# WHAT YOU SHOULD DO
Each record is to be printed again precisely as it reads.

# STORED RECORDS

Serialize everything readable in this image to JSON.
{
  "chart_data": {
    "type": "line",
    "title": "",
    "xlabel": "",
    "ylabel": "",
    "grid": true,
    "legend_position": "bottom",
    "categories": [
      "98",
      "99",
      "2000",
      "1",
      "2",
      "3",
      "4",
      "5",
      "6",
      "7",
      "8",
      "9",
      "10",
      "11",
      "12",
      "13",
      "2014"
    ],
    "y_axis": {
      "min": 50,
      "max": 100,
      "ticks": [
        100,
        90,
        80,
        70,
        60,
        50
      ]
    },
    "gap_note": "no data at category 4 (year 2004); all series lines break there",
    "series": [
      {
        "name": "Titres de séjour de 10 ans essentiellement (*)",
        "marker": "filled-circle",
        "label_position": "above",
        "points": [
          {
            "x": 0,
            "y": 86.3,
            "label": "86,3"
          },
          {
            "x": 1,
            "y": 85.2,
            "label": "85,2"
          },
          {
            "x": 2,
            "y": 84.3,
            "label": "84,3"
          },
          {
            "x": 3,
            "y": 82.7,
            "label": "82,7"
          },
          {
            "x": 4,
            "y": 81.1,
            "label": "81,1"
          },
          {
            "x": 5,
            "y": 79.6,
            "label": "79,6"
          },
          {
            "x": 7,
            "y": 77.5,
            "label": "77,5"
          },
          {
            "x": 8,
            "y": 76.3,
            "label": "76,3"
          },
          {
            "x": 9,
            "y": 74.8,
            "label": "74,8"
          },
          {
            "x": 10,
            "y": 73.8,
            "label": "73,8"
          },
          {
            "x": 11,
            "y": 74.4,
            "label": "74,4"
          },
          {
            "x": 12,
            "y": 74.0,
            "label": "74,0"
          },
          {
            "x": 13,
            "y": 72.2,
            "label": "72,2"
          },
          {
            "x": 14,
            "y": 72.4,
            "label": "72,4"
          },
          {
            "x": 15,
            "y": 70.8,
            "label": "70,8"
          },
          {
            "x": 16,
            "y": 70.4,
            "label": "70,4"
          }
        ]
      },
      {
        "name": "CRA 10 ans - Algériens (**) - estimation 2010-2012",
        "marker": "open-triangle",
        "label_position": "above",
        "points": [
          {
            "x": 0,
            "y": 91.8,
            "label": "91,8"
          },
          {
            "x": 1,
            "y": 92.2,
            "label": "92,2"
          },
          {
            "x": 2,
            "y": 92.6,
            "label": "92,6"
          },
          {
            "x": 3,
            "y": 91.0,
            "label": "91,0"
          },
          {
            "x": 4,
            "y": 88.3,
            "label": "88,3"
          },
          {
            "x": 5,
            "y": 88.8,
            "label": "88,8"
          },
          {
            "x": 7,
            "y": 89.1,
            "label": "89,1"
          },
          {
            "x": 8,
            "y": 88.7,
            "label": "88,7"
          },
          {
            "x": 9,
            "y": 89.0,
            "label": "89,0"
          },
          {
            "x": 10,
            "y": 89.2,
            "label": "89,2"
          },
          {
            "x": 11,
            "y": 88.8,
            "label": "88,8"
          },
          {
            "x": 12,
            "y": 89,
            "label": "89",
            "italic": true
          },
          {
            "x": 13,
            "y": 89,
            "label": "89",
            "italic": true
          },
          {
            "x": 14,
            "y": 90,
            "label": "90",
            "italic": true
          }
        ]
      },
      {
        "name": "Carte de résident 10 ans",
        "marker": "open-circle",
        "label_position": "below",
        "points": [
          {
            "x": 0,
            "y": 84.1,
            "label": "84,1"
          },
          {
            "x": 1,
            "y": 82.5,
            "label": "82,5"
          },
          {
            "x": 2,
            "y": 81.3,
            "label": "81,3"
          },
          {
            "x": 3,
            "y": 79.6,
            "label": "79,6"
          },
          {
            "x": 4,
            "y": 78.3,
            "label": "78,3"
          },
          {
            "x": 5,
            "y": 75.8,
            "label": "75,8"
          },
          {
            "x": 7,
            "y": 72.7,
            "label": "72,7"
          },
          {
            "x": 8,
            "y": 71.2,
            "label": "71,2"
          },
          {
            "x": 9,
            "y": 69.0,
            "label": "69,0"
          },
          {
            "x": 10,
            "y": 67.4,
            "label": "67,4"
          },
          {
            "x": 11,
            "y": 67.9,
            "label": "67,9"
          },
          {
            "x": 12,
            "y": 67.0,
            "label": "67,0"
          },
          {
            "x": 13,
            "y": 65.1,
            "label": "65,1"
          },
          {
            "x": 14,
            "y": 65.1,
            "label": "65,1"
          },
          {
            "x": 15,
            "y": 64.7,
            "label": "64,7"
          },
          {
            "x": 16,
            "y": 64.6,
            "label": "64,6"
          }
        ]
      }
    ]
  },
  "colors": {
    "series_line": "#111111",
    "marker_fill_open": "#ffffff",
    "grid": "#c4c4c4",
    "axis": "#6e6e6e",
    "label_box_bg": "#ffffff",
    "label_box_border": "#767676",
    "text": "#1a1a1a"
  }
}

# TASK RESPONSE
Serialize everything readable in this image to JSON.
{
  "chart_data": {
    "type": "line",
    "title": "",
    "xlabel": "",
    "ylabel": "",
    "grid": true,
    "legend_position": "bottom",
    "categories": [
      "98",
      "99",
      "2000",
      "1",
      "2",
      "3",
      "4",
      "5",
      "6",
      "7",
      "8",
      "9",
      "10",
      "11",
      "12",
      "13",
      "2014"
    ],
    "y_axis": {
      "min": 50,
      "max": 100,
      "ticks": [
        100,
        90,
        80,
        70,
        60,
        50
      ]
    },
    "gap_note": "no data at category 4 (year 2004); all series lines break there",
    "series": [
      {
        "name": "Titres de séjour de 10 ans essentiellement (*)",
        "marker": "filled-circle",
        "label_position": "above",
        "points": [
          {
            "x": 0,
            "y": 86.3,
            "label": "86,3"
          },
          {
            "x": 1,
            "y": 85.2,
            "label": "85,2"
          },
          {
            "x": 2,
            "y": 84.3,
            "label": "84,3"
          },
          {
            "x": 3,
            "y": 82.7,
            "label": "82,7"
          },
          {
            "x": 4,
            "y": 81.1,
            "label": "81,1"
          },
          {
            "x": 5,
            "y": 79.6,
            "label": "79,6"
          },
          {
            "x": 7,
            "y": 77.5,
            "label": "77,5"
          },
          {
            "x": 8,
            "y": 76.3,
            "label": "76,3"
          },
          {
            "x": 9,
            "y": 74.8,
            "label": "74,8"
          },
          {
            "x": 10,
            "y": 73.8,
            "label": "73,8"
          },
          {
            "x": 11,
            "y": 74.4,
            "label": "74,4"
          },
          {
            "x": 12,
            "y": 74.0,
            "label": "74,0"
          },
          {
            "x": 13,
            "y": 72.2,
            "label": "72,2"
          },
          {
            "x": 14,
            "y": 72.4,
            "label": "72,4"
          },
          {
            "x": 15,
            "y": 70.8,
            "label": "70,8"
          },
          {
            "x": 16,
            "y": 70.4,
            "label": "70,4"
          }
        ]
      },
      {
        "name": "CRA 10 ans - Algériens (**) - estimation 2010-2012",
        "marker": "open-triangle",
        "label_position": "above",
        "points": [
          {
            "x": 0,
            "y": 91.8,
            "label": "91,8"
          },
          {
            "x": 1,
            "y": 92.2,
            "label": "92,2"
          },
          {
            "x": 2,
            "y": 92.6,
            "label": "92,6"
          },
          {
            "x": 3,
            "y": 91.0,
            "label": "91,0"
          },
          {
            "x": 4,
            "y": 88.3,
            "label": "88,3"
          },
          {
            "x": 5,
            "y": 88.8,
            "label": "88,8"
          },
          {
            "x": 7,
            "y": 89.1,
            "label": "89,1"
          },
          {
            "x": 8,
            "y": 88.7,
            "label": "88,7"
          },
          {
            "x": 9,
            "y": 89.0,
            "label": "89,0"
          },
          {
            "x": 10,
            "y": 89.2,
            "label": "89,2"
          },
          {
            "x": 11,
            "y": 88.8,
            "label": "88,8"
          },
          {
            "x": 12,
            "y": 89,
            "label": "89",
            "italic": true
          },
          {
            "x": 13,
            "y": 89,
            "label": "89",
            "italic": true
          },
          {
            "x": 14,
            "y": 90,
            "label": "90",
            "italic": true
          }
        ]
      },
      {
        "name": "Carte de résident 10 ans",
        "marker": "open-circle",
        "label_position": "below",
        "points": [
          {
            "x": 0,
            "y": 84.1,
            "label": "84,1"
          },
          {
            "x": 1,
            "y": 82.5,
            "label": "82,5"
          },
          {
            "x": 2,
            "y": 81.3,
            "label": "81,3"
          },
          {
            "x": 3,
            "y": 79.6,
            "label": "79,6"
          },
          {
            "x": 4,
            "y": 78.3,
            "label": "78,3"
          },
          {
            "x": 5,
            "y": 75.8,
            "label": "75,8"
          },
          {
            "x": 7,
            "y": 72.7,
            "label": "72,7"
          },
          {
            "x": 8,
            "y": 71.2,
            "label": "71,2"
          },
          {
            "x": 9,
            "y": 69.0,
            "label": "69,0"
          },
          {
            "x": 10,
            "y": 67.4,
            "label": "67,4"
          },
          {
            "x": 11,
            "y": 67.9,
            "label": "67,9"
          },
          {
            "x": 12,
            "y": 67.0,
            "label": "67,0"
          },
          {
            "x": 13,
            "y": 65.1,
            "label": "65,1"
          },
          {
            "x": 14,
            "y": 65.1,
            "label": "65,1"
          },
          {
            "x": 15,
            "y": 64.7,
            "label": "64,7"
          },
          {
            "x": 16,
            "y": 64.6,
            "label": "64,6"
          }
        ]
      }
    ]
  },
  "colors": {
    "series_line": "#111111",
    "marker_fill_open": "#ffffff",
    "grid": "#c4c4c4",
    "axis": "#6e6e6e",
    "label_box_bg": "#ffffff",
    "label_box_border": "#767676",
    "text": "#1a1a1a"
  }
}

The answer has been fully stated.